What the task asks
Find each line holding "with" and copy it out.

Saved data entries
-=-=-

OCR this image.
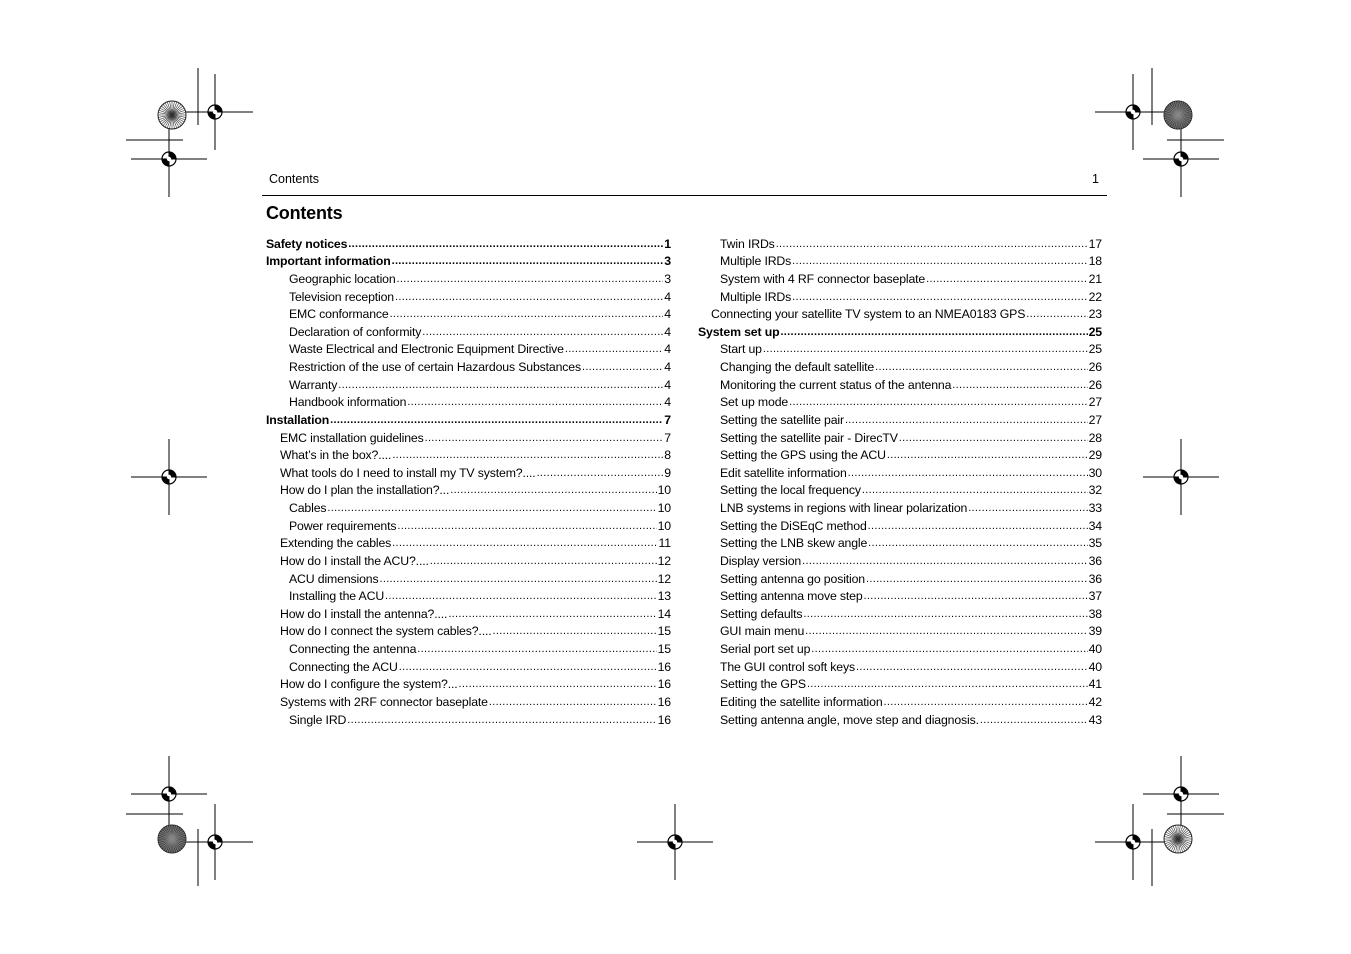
Contents	1
Contents
Safety notices .....	1
Important information .....	3
Geographic location .....	3
Television reception .....	4
EMC conformance .....	4
Declaration of conformity .....	4
Waste Electrical and Electronic Equipment Directive .....	4
Restriction of the use of certain Hazardous Substances .....	4
Warranty .....	4
Handbook information .....	4
Installation .....	7
EMC installation guidelines .....	7
What’s in the box?.... .....	8
What tools do I need to install my TV system?.... .....	9
How do I plan the installation?... .....	10
Cables .....	10
Power requirements .....	10
Extending the cables .....	11
How do I install the ACU?.... .....	12
ACU dimensions .....	12
Installing the ACU .....	13
How do I install the antenna?.... .....	14
How do I connect the system cables?.... .....	15
Connecting the antenna .....	15
Connecting the ACU .....	16
How do I configure the system?... .....	16
Systems with 2RF connector baseplate .....	16
Single IRD .....	16
Twin IRDs .....	17
Multiple IRDs .....	18
System with 4 RF connector baseplate .....	21
Multiple IRDs .....	22
Connecting your satellite TV system to an NMEA0183 GPS .....	23
System set up .....	25
Start up .....	25
Changing the default satellite .....	26
Monitoring the current status of the antenna .....	26
Set up mode .....	27
Setting the satellite pair .....	27
Setting the satellite pair - DirecTV .....	28
Setting the GPS using the ACU .....	29
Edit satellite information .....	30
Setting the local frequency .....	32
LNB systems in regions with linear polarization .....	33
Setting the DiSEqC method .....	34
Setting the LNB skew angle .....	35
Display version .....	36
Setting antenna go position .....	36
Setting antenna move step .....	37
Setting defaults .....	38
GUI main menu .....	39
Serial port set up .....	40
The GUI control soft keys .....	40
Setting the GPS .....	41
Editing the satellite information .....	42
Setting antenna angle, move step and diagnosis. .....	43
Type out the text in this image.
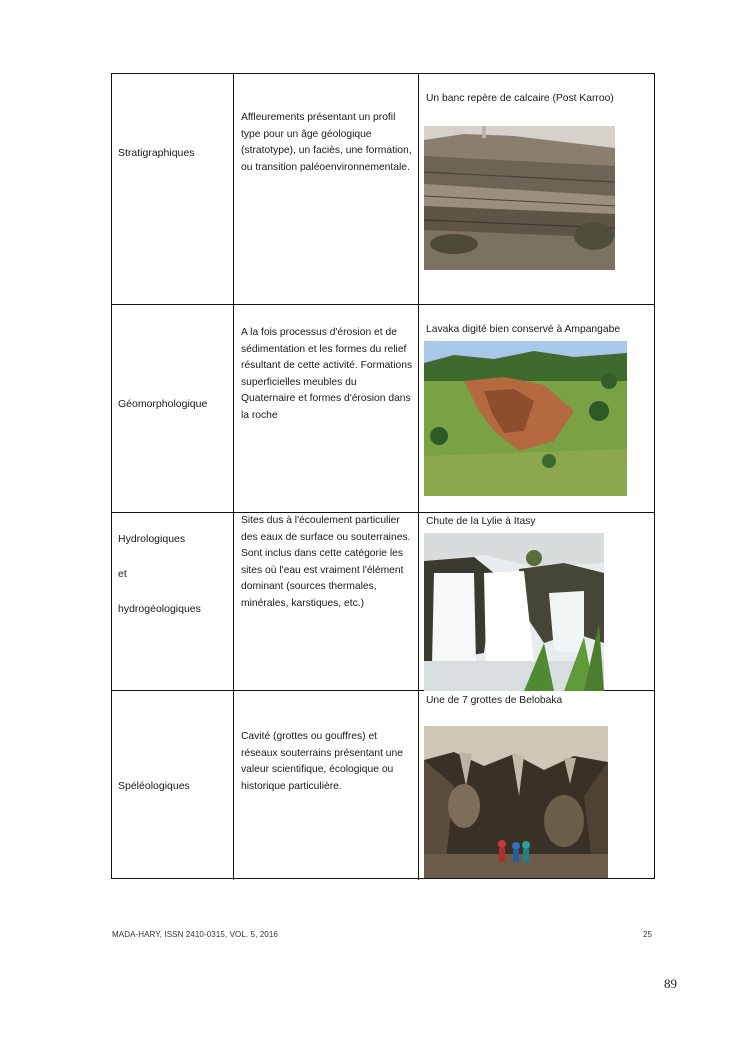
Stratigraphiques
Affleurements présentant un profil type pour un âge géologique (stratotype), un faciès, une formation, ou transition paléoenvironnementale.
Un banc repère de calcaire (Post Karroo)
Géomorphologique
A la fois processus d'érosion et de sédimentation et les formes du relief résultant de cette activité. Formations superficielles meubles du Quaternaire et formes d'érosion dans la roche
Lavaka digité bien conservé à Ampangabe
Hydrologiques
et
hydrogéologiques
Sites dus à l'écoulement particulier des eaux de surface ou souterraines. Sont inclus dans cette catégorie les sites où l'eau est vraiment l'élément dominant (sources thermales, minérales, karstiques, etc.)
Chute de la Lylie à Itasy
Spéléologiques
Cavité (grottes ou gouffres) et réseaux souterrains présentant une valeur scientifique, écologique ou historique particulière.
Une de 7 grottes de Belobaka
MADA-HARY, ISSN 2410-0315, VOL. 5, 2016	25
89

-=-=-

Exercise output
Systems with 2RF connector baseplate .....	16
System with 4 RF connector baseplate .....	21
LNB systems in regions with linear polarization .....	33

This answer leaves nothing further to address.